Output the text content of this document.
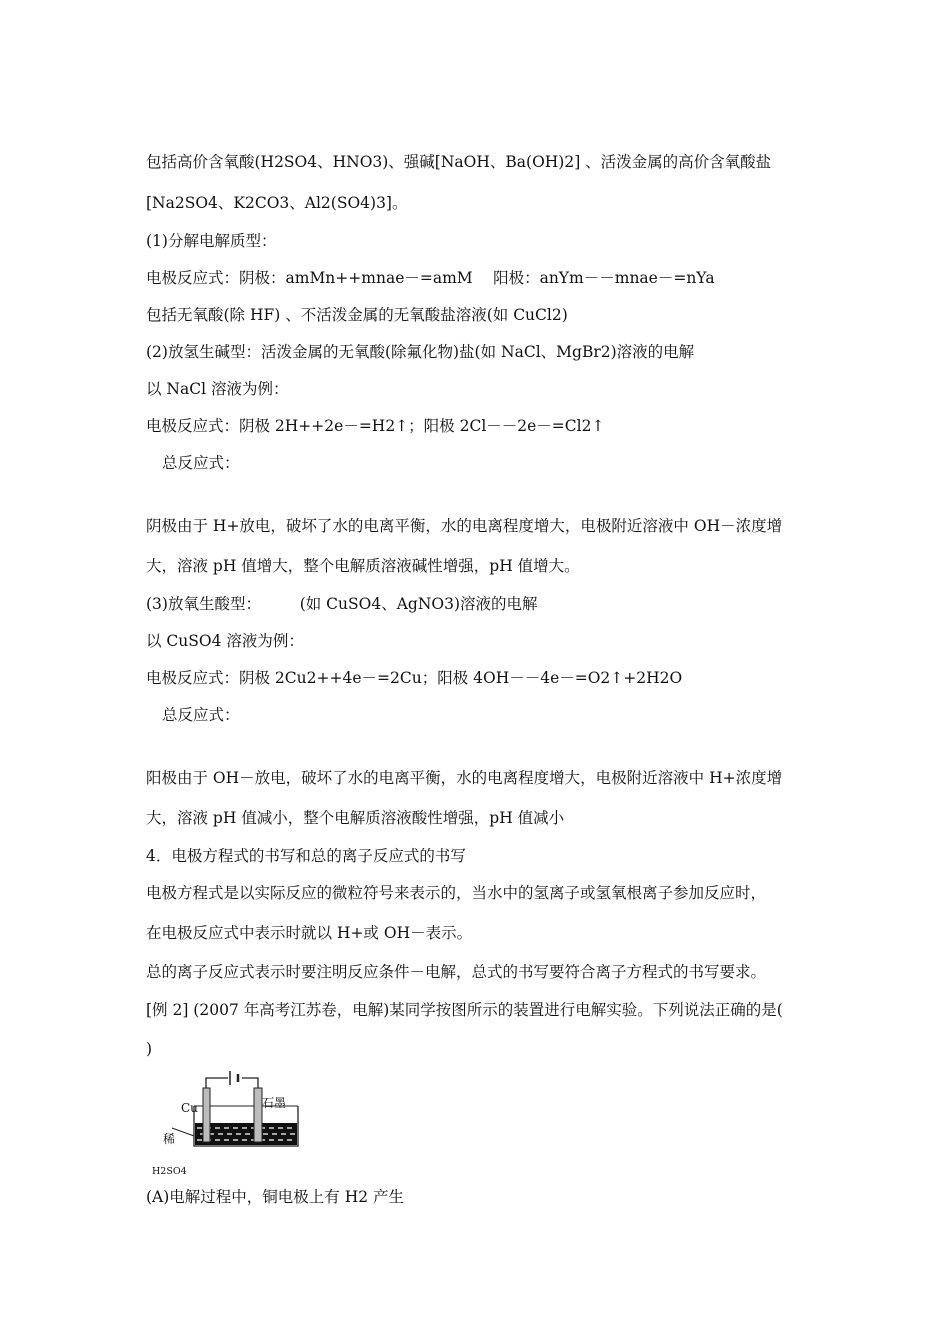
包括高价含氧酸(H2SO4、HNO3)、强碱[NaOH、Ba(OH)2] 、活泼金属的高价含氧酸盐
[Na2SO4、K2CO3、Al2(SO4)3]。
(1)分解电解质型：
电极反应式：阴极：amMn++mnae－=amM　 阳极：anYm－－mnae－=nYa
包括无氧酸(除 HF) 、不活泼金属的无氧酸盐溶液(如 CuCl2)
(2)放氢生碱型：活泼金属的无氧酸(除氟化物)盐(如 NaCl、MgBr2)溶液的电解
以 NaCl 溶液为例：
电极反应式：阴极 2H++2e－=H2↑；阳极 2Cl－－2e－=Cl2↑
总反应式：
阴极由于 H+放电，破坏了水的电离平衡，水的电离程度增大，电极附近溶液中 OH－浓度增
大，溶液 pH 值增大，整个电解质溶液碱性增强，pH 值增大。
(3)放氧生酸型：　　　(如 CuSO4、AgNO3)溶液的电解
以 CuSO4 溶液为例：
电极反应式：阴极 2Cu2++4e－=2Cu；阳极 4OH－－4e－=O2↑+2H2O
总反应式：
阳极由于 OH－放电，破坏了水的电离平衡，水的电离程度增大，电极附近溶液中 H+浓度增
大，溶液 pH 值减小，整个电解质溶液酸性增强，pH 值减小
4．电极方程式的书写和总的离子反应式的书写
电极方程式是以实际反应的微粒符号来表示的，当水中的氢离子或氢氧根离子参加反应时，
在电极反应式中表示时就以 H+或 OH－表示。
总的离子反应式表示时要注明反应条件－电解，总式的书写要符合离子方程式的书写要求。
[例 2] (2007 年高考江苏卷，电解)某同学按图所示的装置进行电解实验。下列说法正确的是(
)
Cu	石墨
稀
H2SO4
(A)电解过程中，铜电极上有 H2 产生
· · ·
▸ **What to do**: Retype everything in the material word for word, minus pictures.

▸ **Complete answer**:
Output the text content of this document.
包括高价含氧酸(H2SO4、HNO3)、强碱[NaOH、Ba(OH)2] 、活泼金属的高价含氧酸盐
[Na2SO4、K2CO3、Al2(SO4)3]。
(1)分解电解质型：
电极反应式：阴极：amMn++mnae－=amM　 阳极：anYm－－mnae－=nYa
包括无氧酸(除 HF) 、不活泼金属的无氧酸盐溶液(如 CuCl2)
(2)放氢生碱型：活泼金属的无氧酸(除氟化物)盐(如 NaCl、MgBr2)溶液的电解
以 NaCl 溶液为例：
电极反应式：阴极 2H++2e－=H2↑；阳极 2Cl－－2e－=Cl2↑
总反应式：
阴极由于 H+放电，破坏了水的电离平衡，水的电离程度增大，电极附近溶液中 OH－浓度增
大，溶液 pH 值增大，整个电解质溶液碱性增强，pH 值增大。
(3)放氧生酸型：　　　(如 CuSO4、AgNO3)溶液的电解
以 CuSO4 溶液为例：
电极反应式：阴极 2Cu2++4e－=2Cu；阳极 4OH－－4e－=O2↑+2H2O
总反应式：
阳极由于 OH－放电，破坏了水的电离平衡，水的电离程度增大，电极附近溶液中 H+浓度增
大，溶液 pH 值减小，整个电解质溶液酸性增强，pH 值减小
4．电极方程式的书写和总的离子反应式的书写
电极方程式是以实际反应的微粒符号来表示的，当水中的氢离子或氢氧根离子参加反应时，
在电极反应式中表示时就以 H+或 OH－表示。
总的离子反应式表示时要注明反应条件－电解，总式的书写要符合离子方程式的书写要求。
[例 2] (2007 年高考江苏卷，电解)某同学按图所示的装置进行电解实验。下列说法正确的是(
)
Cu	石墨
稀
H2SO4
(A)电解过程中，铜电极上有 H2 产生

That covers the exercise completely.